## WRITTEN EXERCISE
Go through the entries and count the lines with the string "人人有责" in them. Give only that number.

■ ■ ■ ■ ■

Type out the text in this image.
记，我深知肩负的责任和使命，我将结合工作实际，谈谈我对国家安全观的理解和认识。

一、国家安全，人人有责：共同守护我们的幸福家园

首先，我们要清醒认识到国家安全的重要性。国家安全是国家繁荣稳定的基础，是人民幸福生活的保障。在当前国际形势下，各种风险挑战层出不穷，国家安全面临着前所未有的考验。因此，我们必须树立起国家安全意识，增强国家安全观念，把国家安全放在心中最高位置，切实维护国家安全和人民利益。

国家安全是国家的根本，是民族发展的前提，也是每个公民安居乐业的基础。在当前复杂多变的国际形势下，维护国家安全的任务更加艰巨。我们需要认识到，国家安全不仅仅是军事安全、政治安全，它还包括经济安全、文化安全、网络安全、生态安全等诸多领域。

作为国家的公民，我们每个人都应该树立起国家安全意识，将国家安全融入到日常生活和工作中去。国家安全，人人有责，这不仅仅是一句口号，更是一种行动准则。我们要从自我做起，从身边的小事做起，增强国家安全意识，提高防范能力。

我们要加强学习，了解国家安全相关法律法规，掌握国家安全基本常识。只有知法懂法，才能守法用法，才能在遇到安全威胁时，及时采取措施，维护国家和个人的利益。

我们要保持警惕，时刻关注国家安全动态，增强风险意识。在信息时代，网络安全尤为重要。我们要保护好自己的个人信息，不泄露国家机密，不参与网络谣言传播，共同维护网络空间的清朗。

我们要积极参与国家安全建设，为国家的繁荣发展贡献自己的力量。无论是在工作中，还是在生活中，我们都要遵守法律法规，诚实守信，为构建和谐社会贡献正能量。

■ ■ ■ ■ ■

## FINAL ANSWER
2